Goal of the exercise —
From the entries provided below, copy each line that contains the word "Sessions".

Entries supplied —
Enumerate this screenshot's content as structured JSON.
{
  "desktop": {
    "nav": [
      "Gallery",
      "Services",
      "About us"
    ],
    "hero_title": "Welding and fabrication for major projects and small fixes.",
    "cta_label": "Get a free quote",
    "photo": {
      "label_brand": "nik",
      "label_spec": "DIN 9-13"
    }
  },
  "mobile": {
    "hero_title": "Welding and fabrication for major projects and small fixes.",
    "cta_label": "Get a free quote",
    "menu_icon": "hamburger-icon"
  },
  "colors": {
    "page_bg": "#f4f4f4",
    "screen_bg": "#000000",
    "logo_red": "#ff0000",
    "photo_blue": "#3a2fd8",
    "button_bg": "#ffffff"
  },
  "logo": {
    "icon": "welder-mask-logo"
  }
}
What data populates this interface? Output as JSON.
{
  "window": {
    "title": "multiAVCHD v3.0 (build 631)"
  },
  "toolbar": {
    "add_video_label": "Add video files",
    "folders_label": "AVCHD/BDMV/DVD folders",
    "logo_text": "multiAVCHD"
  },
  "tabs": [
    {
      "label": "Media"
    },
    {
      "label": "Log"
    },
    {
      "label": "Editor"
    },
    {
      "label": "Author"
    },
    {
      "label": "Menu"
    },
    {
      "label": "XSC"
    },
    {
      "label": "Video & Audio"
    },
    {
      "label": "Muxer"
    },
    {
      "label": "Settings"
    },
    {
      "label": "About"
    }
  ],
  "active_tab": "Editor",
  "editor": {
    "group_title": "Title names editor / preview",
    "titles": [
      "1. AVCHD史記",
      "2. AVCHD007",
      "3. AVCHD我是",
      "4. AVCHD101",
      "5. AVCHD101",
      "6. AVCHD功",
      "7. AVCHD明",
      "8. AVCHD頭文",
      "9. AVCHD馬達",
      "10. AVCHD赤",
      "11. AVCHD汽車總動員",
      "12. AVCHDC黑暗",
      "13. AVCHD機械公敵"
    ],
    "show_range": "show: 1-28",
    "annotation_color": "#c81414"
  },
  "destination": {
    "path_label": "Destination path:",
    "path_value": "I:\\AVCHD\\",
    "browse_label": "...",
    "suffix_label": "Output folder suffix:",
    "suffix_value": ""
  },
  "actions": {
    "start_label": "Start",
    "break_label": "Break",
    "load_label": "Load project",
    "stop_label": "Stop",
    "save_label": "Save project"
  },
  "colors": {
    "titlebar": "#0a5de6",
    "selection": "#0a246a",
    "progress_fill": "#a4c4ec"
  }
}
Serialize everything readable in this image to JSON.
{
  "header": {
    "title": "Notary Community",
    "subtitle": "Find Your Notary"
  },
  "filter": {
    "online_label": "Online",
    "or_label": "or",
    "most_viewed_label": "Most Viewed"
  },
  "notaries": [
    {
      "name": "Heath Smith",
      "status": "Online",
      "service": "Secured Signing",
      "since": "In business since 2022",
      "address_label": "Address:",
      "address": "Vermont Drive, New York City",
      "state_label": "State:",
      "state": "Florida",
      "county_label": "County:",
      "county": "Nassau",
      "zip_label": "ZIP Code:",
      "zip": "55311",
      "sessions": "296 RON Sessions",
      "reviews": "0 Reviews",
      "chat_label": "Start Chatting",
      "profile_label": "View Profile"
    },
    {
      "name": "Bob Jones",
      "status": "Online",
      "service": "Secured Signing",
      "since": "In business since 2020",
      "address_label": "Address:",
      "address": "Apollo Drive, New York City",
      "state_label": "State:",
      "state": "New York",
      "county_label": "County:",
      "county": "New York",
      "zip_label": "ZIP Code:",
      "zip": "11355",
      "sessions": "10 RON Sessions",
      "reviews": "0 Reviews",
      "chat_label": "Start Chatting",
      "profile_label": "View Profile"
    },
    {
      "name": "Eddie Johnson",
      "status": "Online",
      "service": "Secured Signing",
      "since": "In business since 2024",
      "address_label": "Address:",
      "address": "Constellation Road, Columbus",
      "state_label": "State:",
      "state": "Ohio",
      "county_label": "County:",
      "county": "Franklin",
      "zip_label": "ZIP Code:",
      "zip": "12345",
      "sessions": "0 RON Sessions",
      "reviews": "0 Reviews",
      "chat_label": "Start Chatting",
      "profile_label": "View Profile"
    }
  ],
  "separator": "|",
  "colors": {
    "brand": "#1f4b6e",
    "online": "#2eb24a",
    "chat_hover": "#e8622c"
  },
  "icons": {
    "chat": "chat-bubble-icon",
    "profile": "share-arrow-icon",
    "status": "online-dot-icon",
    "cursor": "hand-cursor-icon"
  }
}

Output for this task —
      "sessions": "296 RON Sessions",
      "sessions": "10 RON Sessions",
      "sessions": "0 RON Sessions",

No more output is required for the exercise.